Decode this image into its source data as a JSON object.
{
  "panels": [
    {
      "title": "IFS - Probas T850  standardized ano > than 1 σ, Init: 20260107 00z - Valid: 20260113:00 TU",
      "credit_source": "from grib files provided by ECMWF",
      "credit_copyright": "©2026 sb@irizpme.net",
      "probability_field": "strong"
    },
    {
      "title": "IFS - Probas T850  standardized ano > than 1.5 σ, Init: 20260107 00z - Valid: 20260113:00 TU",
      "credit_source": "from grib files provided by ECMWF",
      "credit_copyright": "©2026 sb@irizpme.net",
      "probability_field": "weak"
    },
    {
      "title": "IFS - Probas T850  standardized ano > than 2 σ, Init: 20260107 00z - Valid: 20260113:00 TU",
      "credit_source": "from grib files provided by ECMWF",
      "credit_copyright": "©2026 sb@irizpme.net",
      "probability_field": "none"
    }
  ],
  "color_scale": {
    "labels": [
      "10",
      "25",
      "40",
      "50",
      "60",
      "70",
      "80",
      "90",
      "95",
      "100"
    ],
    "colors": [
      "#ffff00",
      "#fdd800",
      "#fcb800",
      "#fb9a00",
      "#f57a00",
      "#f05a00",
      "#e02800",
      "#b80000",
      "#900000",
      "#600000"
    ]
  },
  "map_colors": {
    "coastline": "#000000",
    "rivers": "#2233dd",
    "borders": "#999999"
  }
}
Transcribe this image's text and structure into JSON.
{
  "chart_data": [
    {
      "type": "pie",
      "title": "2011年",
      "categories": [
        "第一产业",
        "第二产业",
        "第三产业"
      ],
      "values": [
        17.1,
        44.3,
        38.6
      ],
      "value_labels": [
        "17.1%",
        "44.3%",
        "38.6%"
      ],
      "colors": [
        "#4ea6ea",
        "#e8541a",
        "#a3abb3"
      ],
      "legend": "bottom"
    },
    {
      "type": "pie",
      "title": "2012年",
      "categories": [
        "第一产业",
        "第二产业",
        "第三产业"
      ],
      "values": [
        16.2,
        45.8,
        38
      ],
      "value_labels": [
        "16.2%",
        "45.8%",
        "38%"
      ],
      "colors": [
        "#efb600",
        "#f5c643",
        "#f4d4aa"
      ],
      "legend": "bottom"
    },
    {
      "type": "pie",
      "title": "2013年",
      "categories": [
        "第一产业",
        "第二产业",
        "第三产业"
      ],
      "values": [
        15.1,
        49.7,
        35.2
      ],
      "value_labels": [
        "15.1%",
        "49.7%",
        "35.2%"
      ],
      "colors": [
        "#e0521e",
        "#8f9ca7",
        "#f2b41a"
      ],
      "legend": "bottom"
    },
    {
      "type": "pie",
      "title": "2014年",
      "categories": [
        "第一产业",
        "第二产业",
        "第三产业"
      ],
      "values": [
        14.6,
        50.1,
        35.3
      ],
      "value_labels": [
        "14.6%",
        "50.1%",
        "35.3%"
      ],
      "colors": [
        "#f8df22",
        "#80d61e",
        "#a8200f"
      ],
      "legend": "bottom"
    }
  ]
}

....................

> **Challenge**:
In the records shown above, how many lines include the word "Valid"? Answer with the number only.

> **Full solution**:
3